Exercise aim:
Copy each line containing the word "name" from the records that follow, please.

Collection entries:

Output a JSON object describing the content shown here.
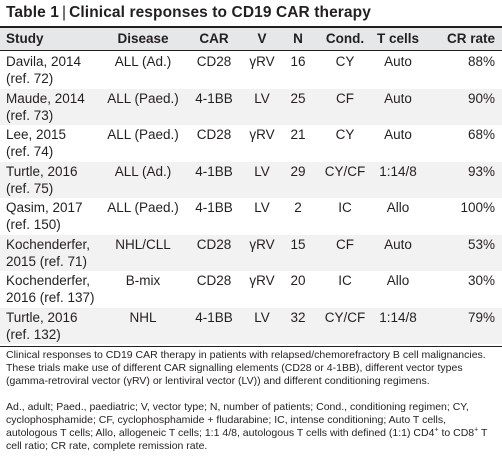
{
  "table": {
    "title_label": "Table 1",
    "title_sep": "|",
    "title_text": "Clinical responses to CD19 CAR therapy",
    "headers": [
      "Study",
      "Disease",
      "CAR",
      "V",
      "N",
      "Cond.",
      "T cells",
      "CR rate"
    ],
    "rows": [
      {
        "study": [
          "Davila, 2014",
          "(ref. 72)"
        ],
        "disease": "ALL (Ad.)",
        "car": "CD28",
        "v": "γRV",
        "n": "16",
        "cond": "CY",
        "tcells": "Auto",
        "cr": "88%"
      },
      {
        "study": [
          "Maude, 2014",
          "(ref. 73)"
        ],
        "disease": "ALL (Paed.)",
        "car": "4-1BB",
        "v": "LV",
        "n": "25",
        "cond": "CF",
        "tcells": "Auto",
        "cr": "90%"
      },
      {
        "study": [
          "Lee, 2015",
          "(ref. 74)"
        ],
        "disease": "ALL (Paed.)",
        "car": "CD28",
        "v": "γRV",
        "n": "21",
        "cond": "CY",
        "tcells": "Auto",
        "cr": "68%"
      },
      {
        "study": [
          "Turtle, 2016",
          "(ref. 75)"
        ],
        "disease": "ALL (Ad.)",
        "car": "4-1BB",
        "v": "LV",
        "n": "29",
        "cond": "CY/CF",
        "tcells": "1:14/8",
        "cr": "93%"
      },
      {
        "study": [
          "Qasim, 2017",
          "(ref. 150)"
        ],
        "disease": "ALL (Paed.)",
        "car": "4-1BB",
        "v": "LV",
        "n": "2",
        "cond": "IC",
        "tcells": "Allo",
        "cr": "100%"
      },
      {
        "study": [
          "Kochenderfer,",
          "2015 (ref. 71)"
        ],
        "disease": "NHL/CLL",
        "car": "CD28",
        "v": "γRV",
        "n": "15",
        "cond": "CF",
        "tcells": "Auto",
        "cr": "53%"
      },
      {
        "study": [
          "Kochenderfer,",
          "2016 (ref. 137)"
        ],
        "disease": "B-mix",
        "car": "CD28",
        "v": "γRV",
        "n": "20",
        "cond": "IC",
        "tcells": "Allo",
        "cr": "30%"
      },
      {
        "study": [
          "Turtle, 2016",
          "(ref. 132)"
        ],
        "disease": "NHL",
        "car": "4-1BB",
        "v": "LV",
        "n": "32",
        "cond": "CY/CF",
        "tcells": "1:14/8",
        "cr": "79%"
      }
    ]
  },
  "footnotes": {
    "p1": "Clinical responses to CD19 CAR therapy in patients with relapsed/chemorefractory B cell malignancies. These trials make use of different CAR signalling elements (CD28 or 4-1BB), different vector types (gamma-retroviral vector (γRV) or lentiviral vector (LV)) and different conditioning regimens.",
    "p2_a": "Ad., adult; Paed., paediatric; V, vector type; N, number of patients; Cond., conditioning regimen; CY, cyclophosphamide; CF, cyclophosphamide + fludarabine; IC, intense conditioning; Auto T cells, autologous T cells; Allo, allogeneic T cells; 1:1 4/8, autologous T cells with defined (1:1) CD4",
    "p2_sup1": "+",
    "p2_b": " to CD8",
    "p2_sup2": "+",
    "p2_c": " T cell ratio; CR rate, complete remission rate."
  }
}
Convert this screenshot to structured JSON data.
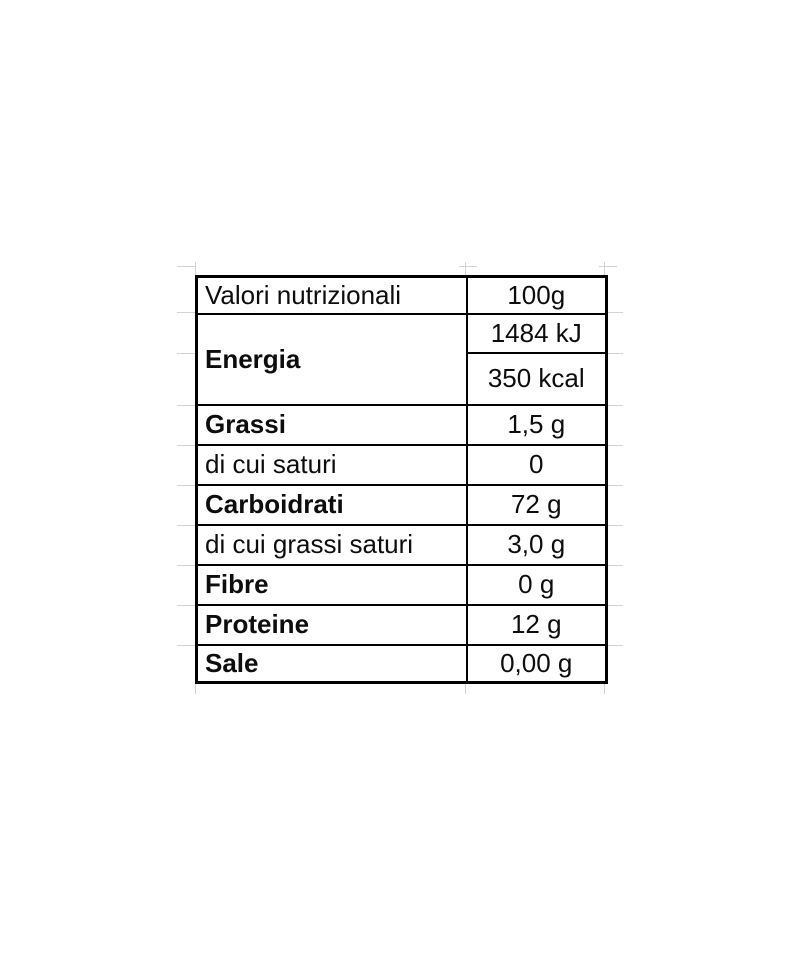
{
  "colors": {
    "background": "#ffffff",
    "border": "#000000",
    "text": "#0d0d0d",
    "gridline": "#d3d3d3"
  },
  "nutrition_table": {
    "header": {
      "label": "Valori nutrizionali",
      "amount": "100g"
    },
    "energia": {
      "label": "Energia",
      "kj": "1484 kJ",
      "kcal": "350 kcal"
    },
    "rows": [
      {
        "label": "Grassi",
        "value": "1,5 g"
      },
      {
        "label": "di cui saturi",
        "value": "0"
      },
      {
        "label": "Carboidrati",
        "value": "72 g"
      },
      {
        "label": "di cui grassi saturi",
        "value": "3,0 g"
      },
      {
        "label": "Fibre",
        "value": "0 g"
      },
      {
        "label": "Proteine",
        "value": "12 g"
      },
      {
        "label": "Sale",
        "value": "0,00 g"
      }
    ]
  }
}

...

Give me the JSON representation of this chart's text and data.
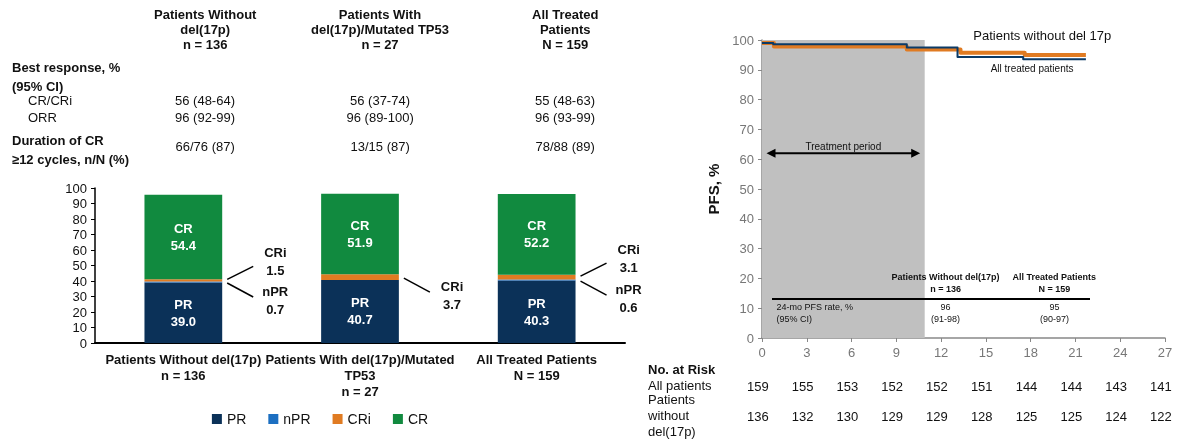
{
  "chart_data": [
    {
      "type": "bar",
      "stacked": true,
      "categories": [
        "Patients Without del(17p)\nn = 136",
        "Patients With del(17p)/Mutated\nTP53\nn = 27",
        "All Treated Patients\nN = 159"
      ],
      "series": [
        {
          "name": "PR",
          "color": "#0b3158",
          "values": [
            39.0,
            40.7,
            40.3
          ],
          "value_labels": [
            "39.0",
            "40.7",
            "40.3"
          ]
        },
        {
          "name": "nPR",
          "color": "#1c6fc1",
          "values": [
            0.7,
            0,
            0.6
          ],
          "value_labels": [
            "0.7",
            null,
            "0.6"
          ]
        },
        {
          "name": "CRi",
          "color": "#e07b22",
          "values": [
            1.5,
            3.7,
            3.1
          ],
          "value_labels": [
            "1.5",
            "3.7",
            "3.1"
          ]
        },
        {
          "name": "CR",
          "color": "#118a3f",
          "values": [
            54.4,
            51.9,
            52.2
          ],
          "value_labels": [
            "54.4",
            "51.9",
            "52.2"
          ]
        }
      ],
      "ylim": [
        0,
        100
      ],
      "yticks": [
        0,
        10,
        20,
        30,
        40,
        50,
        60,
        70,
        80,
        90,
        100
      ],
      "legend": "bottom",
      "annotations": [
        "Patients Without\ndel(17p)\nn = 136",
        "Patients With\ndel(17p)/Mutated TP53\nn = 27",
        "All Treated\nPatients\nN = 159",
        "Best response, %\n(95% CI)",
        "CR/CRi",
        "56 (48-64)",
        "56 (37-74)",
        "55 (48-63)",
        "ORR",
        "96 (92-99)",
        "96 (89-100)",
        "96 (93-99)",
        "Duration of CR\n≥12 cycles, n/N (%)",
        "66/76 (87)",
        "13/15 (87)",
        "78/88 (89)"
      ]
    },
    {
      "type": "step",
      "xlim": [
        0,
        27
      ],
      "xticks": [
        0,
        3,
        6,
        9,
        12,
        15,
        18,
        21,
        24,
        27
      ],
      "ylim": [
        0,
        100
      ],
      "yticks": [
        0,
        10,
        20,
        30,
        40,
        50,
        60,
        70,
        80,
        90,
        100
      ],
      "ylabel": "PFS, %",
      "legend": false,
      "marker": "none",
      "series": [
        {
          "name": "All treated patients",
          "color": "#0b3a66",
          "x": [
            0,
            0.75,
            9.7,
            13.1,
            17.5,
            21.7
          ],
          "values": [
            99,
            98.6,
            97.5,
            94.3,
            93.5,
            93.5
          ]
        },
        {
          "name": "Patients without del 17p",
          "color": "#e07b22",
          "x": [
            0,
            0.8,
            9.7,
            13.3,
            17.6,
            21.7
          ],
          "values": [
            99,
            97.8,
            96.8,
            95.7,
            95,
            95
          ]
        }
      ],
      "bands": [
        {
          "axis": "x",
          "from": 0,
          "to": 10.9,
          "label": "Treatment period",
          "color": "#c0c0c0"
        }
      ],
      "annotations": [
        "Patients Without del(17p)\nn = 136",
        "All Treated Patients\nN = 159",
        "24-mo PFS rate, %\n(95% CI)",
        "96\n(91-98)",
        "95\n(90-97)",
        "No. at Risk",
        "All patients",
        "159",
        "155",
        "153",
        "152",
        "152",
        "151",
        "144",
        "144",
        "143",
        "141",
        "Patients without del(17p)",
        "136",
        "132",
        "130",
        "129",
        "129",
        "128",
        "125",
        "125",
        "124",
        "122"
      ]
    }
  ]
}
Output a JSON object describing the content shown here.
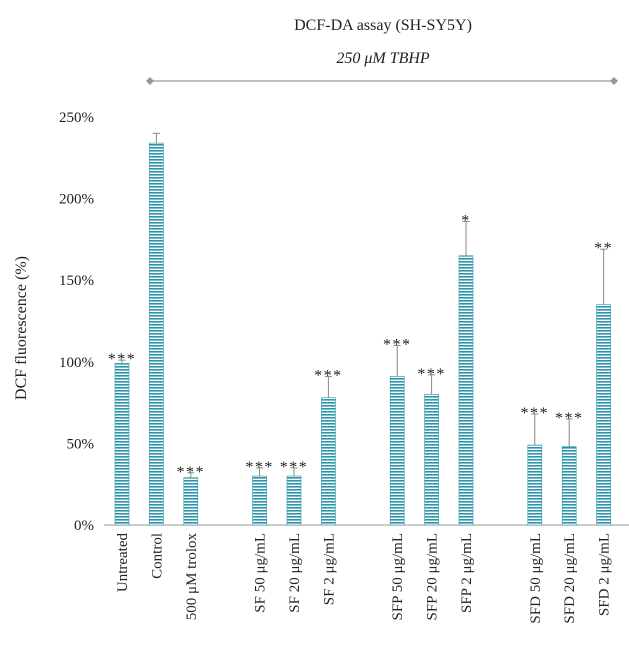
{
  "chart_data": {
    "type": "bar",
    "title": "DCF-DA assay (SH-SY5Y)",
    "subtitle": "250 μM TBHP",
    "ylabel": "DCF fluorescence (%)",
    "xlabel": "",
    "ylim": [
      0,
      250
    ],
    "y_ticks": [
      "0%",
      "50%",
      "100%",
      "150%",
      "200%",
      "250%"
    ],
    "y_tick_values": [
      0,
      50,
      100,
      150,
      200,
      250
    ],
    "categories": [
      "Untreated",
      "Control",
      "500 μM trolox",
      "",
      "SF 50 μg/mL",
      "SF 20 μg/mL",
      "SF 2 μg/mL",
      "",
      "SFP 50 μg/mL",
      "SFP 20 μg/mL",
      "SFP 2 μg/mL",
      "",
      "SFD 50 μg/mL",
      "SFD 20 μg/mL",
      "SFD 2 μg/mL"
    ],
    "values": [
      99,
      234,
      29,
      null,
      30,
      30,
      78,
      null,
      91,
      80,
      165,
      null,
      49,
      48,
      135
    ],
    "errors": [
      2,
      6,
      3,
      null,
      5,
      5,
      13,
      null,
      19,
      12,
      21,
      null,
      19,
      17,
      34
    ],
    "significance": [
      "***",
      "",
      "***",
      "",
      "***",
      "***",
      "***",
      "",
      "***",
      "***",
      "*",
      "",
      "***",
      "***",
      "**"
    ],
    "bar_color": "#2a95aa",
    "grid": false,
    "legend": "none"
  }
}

Result for this exercise:
          "name": "PR",
          "name": "nPR",
          "name": "CRi",
          "name": "CR",
          "name": "All treated patients",
          "name": "Patients without del 17p",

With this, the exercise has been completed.